[Start of MATERIAL PROVIDED]
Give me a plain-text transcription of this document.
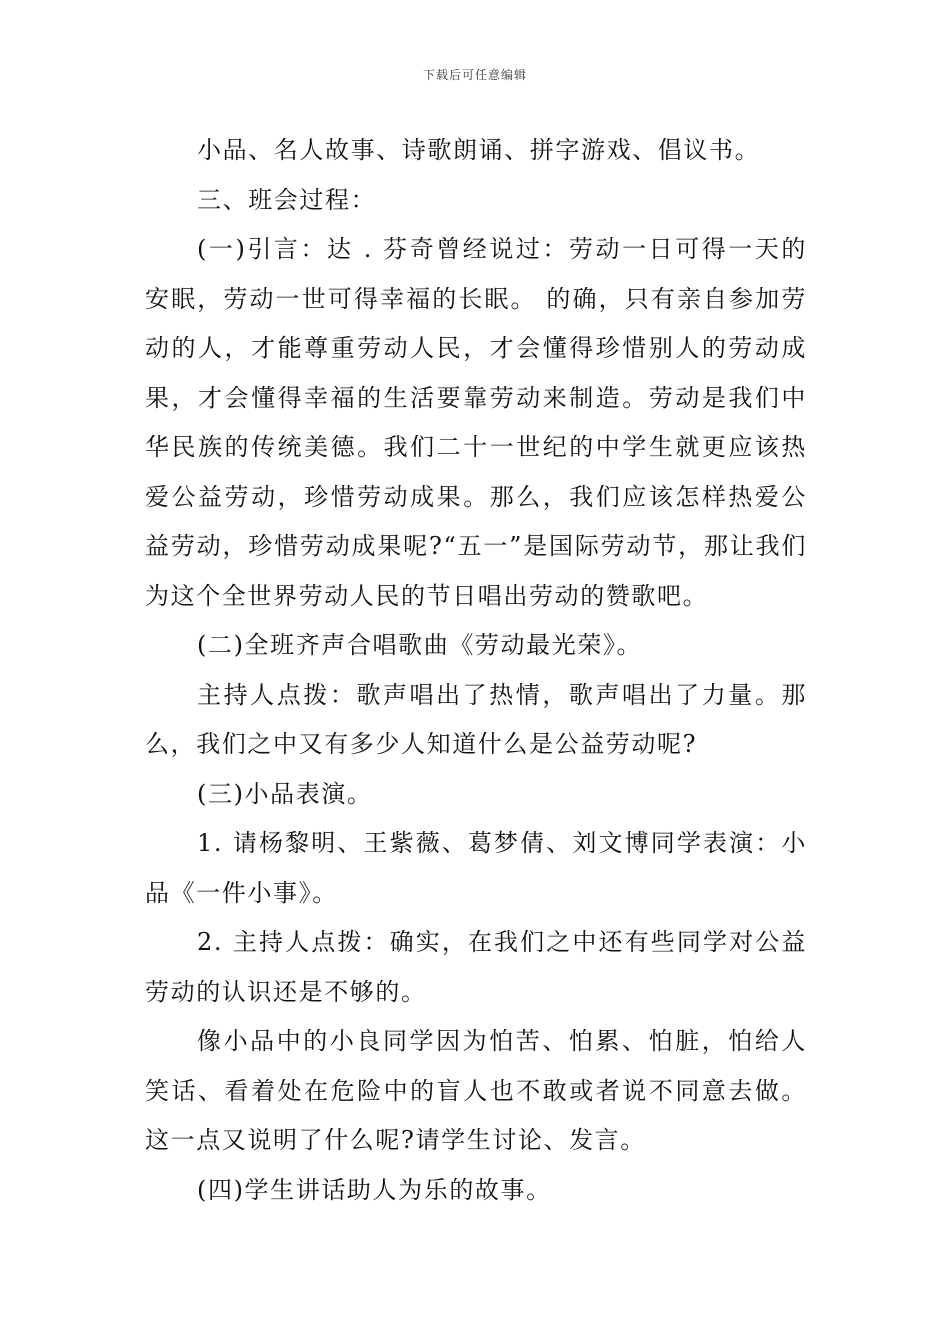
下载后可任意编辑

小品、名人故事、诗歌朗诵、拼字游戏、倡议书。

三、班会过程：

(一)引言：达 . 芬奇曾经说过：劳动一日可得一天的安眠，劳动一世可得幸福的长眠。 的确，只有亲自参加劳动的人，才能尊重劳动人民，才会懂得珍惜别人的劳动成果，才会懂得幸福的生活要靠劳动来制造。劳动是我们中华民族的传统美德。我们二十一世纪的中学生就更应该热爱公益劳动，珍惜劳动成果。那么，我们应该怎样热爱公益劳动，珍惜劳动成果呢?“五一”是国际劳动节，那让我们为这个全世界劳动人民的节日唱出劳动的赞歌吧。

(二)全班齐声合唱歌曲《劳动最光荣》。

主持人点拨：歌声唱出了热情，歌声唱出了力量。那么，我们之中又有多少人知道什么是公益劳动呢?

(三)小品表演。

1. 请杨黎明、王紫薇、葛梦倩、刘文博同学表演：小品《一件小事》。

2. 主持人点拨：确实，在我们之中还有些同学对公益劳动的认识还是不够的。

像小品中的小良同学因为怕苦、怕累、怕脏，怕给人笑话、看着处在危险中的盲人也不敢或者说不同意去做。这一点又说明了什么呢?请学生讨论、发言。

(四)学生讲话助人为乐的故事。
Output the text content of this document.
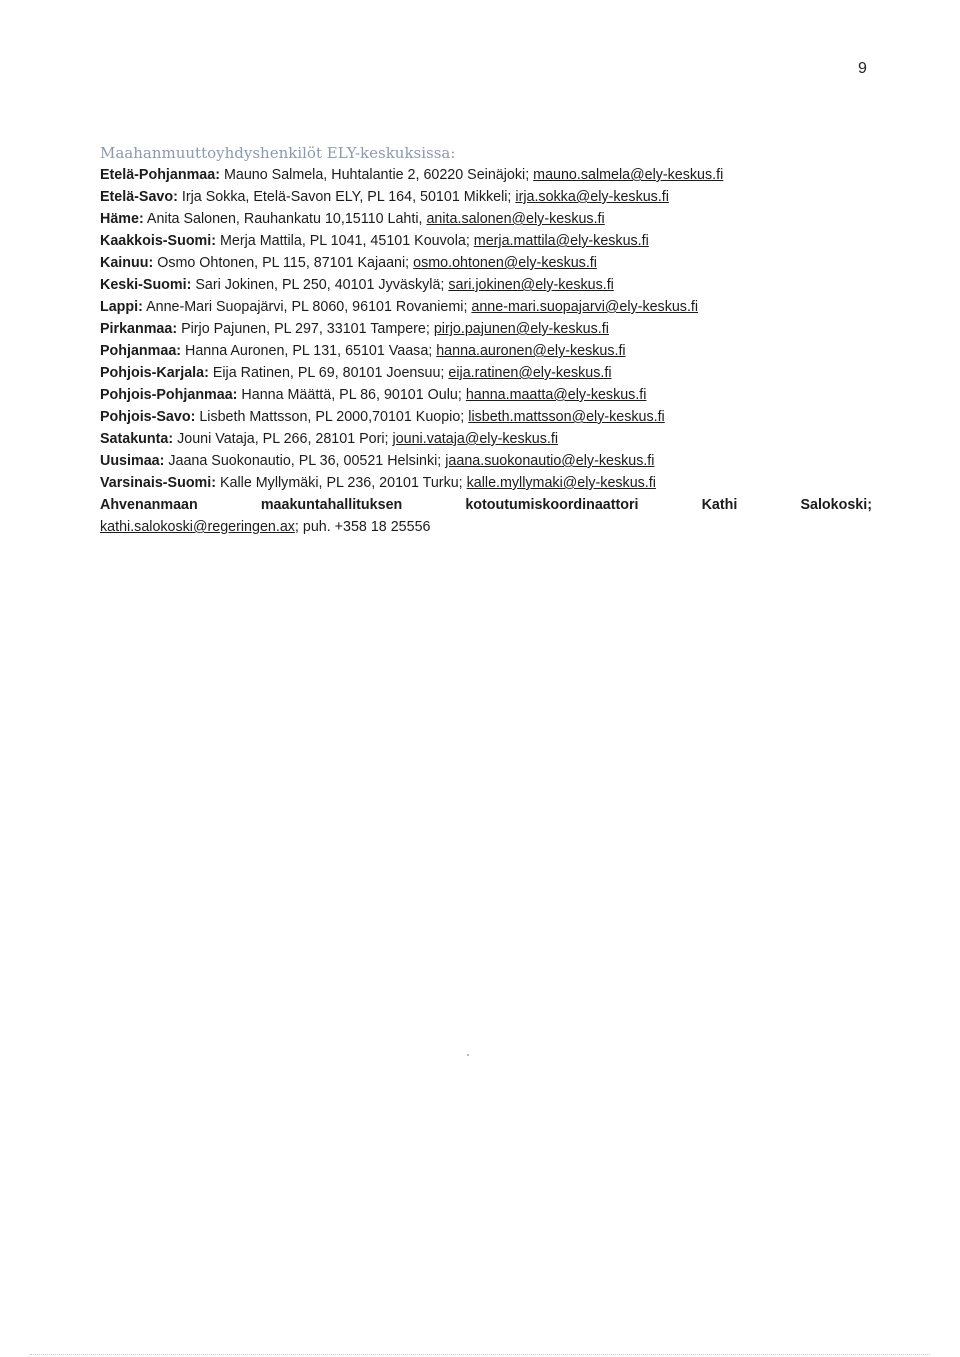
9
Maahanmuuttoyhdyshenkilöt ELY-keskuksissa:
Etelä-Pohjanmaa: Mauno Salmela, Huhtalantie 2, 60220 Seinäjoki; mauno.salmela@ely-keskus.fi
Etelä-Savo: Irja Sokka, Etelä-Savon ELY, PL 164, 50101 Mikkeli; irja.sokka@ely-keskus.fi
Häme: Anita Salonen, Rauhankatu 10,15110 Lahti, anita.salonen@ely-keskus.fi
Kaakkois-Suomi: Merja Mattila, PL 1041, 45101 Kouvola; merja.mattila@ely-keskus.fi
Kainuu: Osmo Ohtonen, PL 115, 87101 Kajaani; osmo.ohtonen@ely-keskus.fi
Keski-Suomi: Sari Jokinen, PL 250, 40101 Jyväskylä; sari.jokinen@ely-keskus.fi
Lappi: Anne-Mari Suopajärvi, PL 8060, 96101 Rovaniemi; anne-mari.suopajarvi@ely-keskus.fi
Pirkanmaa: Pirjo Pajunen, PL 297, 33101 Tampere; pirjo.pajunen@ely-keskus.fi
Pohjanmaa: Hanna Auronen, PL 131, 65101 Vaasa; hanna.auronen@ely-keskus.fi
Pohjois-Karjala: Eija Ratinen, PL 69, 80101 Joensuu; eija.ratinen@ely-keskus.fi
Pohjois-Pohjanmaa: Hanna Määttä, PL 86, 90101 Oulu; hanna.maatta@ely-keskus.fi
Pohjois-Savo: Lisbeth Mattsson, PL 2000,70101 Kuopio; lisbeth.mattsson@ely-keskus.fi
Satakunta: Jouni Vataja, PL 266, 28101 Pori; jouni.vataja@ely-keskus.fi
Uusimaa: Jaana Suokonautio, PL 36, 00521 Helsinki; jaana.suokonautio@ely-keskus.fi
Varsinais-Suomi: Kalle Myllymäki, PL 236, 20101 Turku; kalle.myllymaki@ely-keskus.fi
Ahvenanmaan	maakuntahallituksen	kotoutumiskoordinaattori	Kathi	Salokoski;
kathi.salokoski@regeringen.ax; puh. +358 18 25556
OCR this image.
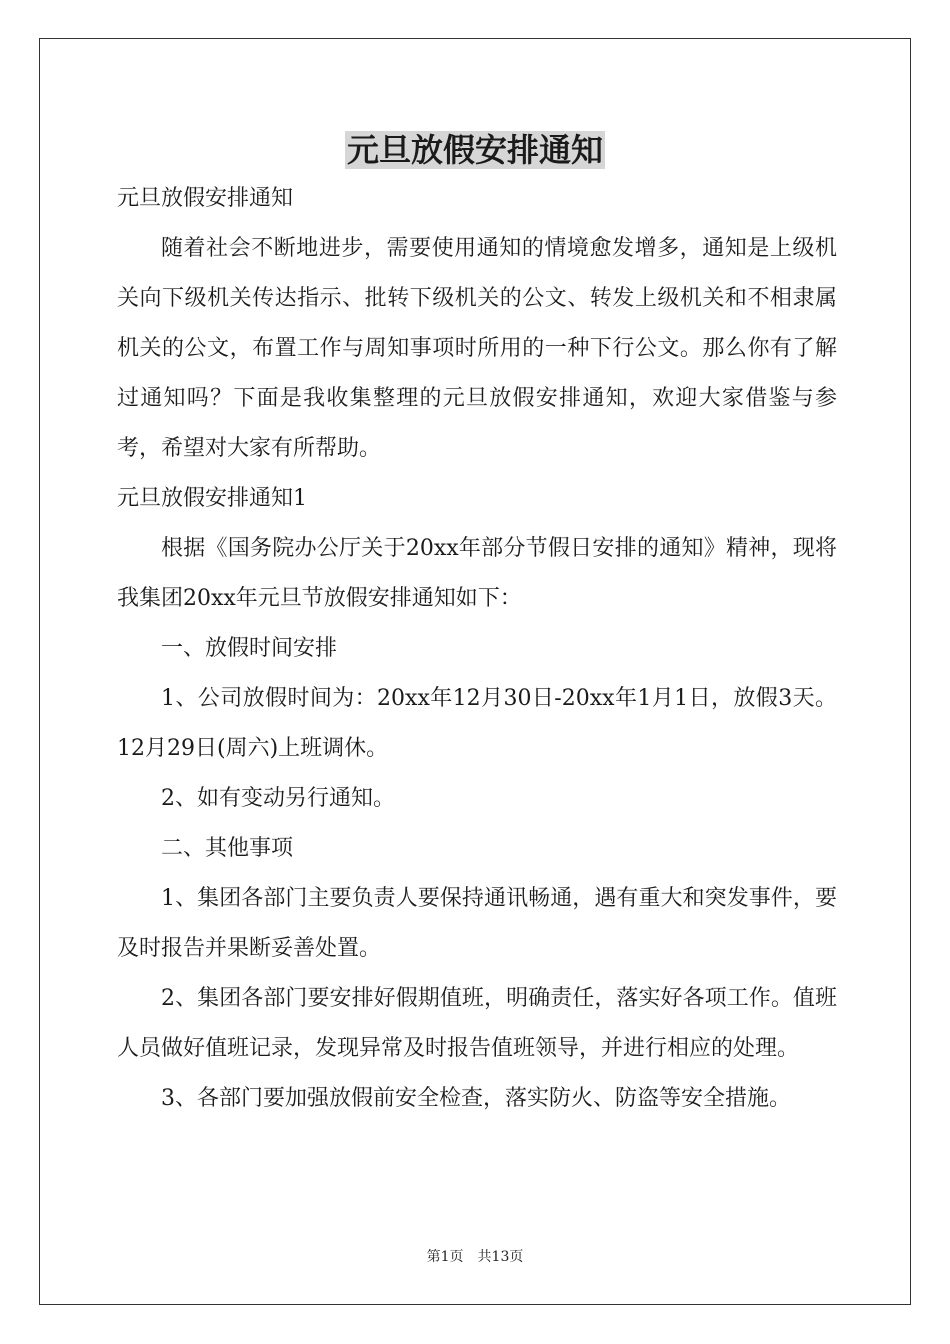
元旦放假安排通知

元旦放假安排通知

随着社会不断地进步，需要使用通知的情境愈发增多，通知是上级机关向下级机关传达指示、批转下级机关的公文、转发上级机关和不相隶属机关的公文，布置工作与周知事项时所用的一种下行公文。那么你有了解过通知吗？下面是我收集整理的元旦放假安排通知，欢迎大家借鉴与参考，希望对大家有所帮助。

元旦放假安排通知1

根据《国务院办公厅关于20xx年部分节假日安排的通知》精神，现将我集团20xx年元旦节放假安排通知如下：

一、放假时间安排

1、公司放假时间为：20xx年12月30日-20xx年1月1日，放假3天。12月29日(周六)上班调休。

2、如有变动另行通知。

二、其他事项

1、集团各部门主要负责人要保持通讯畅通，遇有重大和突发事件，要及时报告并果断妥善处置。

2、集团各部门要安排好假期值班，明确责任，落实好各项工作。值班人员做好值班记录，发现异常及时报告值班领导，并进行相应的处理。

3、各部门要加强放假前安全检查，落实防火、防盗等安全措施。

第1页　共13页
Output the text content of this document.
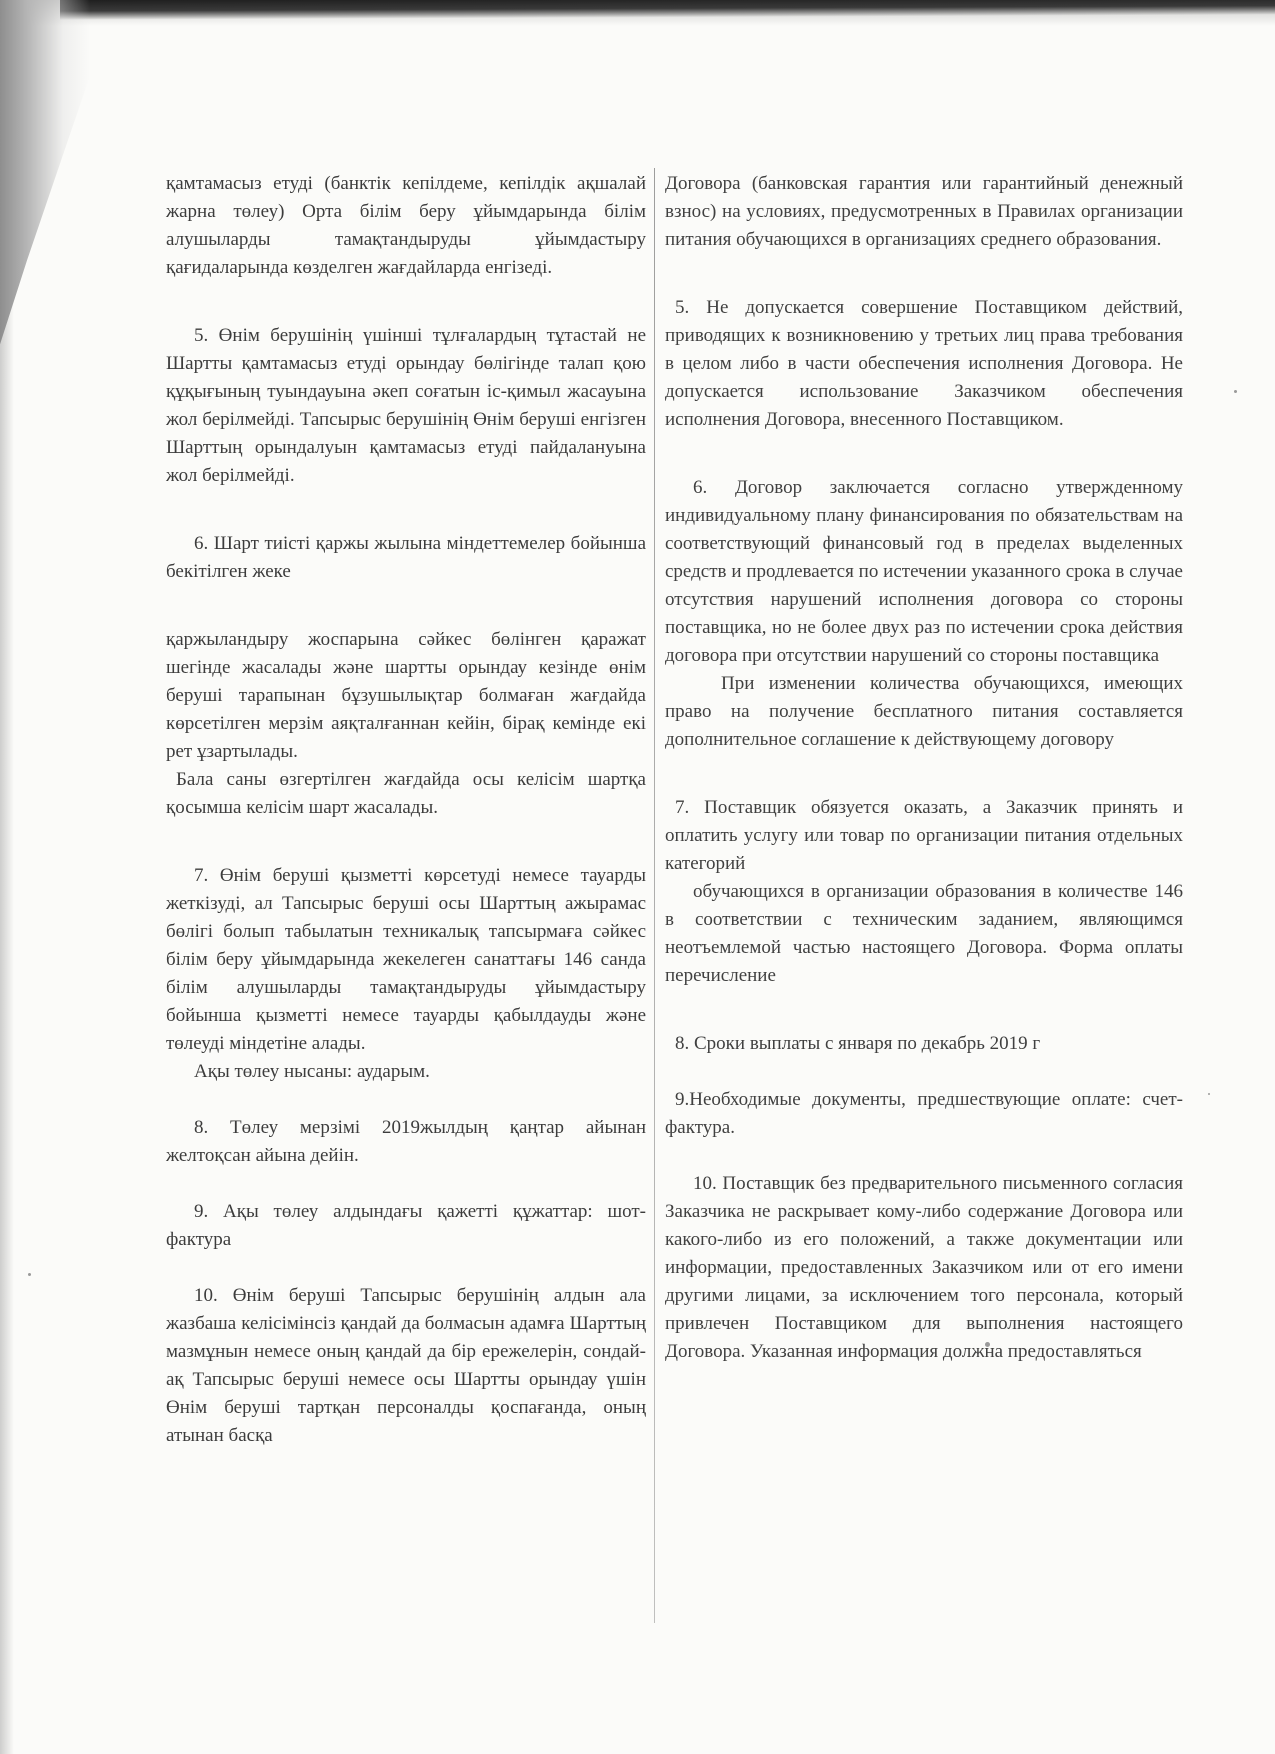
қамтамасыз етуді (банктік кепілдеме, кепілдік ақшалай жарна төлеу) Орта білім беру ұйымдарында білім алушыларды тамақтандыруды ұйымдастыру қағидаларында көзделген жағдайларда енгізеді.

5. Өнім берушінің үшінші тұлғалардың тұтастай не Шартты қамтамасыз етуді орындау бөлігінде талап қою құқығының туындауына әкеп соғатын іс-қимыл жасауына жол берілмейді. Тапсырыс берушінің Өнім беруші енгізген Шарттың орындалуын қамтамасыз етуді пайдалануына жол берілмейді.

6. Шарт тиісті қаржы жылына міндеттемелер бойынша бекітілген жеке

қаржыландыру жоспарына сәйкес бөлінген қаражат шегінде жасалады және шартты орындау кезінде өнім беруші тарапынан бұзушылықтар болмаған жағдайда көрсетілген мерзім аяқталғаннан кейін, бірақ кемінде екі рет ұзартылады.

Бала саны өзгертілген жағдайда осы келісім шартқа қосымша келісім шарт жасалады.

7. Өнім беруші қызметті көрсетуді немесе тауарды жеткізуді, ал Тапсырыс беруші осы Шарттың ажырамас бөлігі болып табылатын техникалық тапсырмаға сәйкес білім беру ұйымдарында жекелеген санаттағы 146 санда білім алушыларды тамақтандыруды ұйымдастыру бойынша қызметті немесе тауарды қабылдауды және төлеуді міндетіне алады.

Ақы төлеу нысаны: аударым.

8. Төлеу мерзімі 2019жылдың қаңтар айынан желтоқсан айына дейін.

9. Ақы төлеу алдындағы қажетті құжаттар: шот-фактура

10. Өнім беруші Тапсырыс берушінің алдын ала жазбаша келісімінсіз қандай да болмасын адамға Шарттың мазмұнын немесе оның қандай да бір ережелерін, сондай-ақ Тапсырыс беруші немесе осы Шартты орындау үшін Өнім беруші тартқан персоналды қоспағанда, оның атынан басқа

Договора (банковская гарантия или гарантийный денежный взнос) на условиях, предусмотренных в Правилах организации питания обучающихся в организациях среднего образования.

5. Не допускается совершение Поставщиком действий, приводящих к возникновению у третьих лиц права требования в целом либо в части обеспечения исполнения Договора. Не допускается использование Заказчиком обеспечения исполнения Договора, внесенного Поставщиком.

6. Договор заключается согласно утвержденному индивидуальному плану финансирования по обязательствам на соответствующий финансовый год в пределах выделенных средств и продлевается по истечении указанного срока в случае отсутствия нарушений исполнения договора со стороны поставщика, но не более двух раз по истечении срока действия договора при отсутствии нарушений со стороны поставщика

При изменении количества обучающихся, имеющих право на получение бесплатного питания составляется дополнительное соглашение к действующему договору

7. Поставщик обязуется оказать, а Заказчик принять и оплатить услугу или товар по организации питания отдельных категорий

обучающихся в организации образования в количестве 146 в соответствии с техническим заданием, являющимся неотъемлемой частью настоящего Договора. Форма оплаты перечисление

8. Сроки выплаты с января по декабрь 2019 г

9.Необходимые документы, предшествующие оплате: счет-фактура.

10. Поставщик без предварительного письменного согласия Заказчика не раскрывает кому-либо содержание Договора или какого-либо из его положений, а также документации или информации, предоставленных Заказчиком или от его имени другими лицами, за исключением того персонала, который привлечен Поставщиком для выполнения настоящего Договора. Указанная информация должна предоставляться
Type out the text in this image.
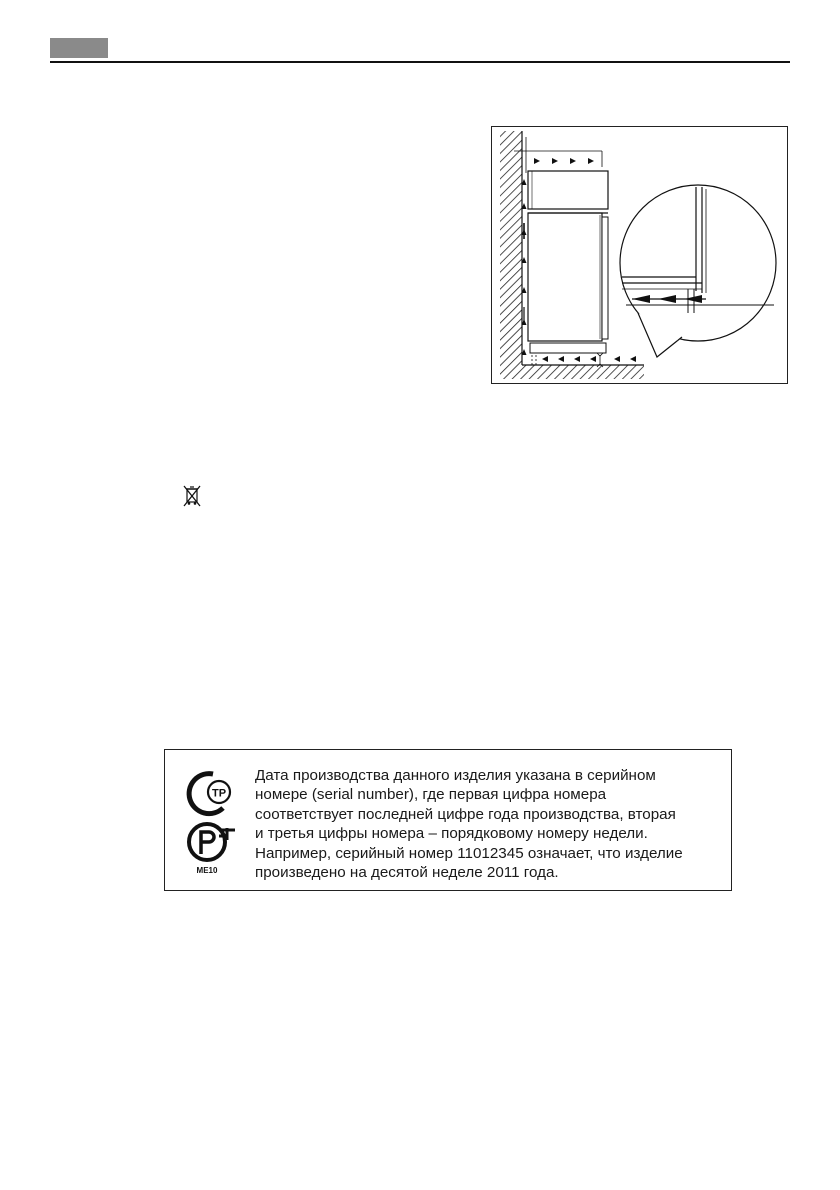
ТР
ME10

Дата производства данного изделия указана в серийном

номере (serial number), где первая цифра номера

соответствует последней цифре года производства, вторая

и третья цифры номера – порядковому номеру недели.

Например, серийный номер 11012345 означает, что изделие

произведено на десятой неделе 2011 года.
[End of MATERIAL PROVIDED]
> **GOAL**:
All lines holding the word "Шарттың" should be picked out and copied.

> **EXERCISE RESPONSE**:
5. Өнім берушінің үшінші тұлғалардың тұтастай не Шартты қамтамасыз етуді орындау бөлігінде талап қою құқығының туындауына әкеп соғатын іс-қимыл жасауына жол берілмейді. Тапсырыс берушінің Өнім беруші енгізген Шарттың орындалуын қамтамасыз етуді пайдалануына жол берілмейді.
7. Өнім беруші қызметті көрсетуді немесе тауарды жеткізуді, ал Тапсырыс беруші осы Шарттың ажырамас бөлігі болып табылатын техникалық тапсырмаға сәйкес білім беру ұйымдарында жекелеген санаттағы 146 санда білім алушыларды тамақтандыруды ұйымдастыру бойынша қызметті немесе тауарды қабылдауды және төлеуді міндетіне алады.
10. Өнім беруші Тапсырыс берушінің алдын ала жазбаша келісімінсіз қандай да болмасын адамға Шарттың мазмұнын немесе оның қандай да бір ережелерін, сондай-ақ Тапсырыс беруші немесе осы Шартты орындау үшін Өнім беруші тартқан персоналды қоспағанда, оның атынан басқа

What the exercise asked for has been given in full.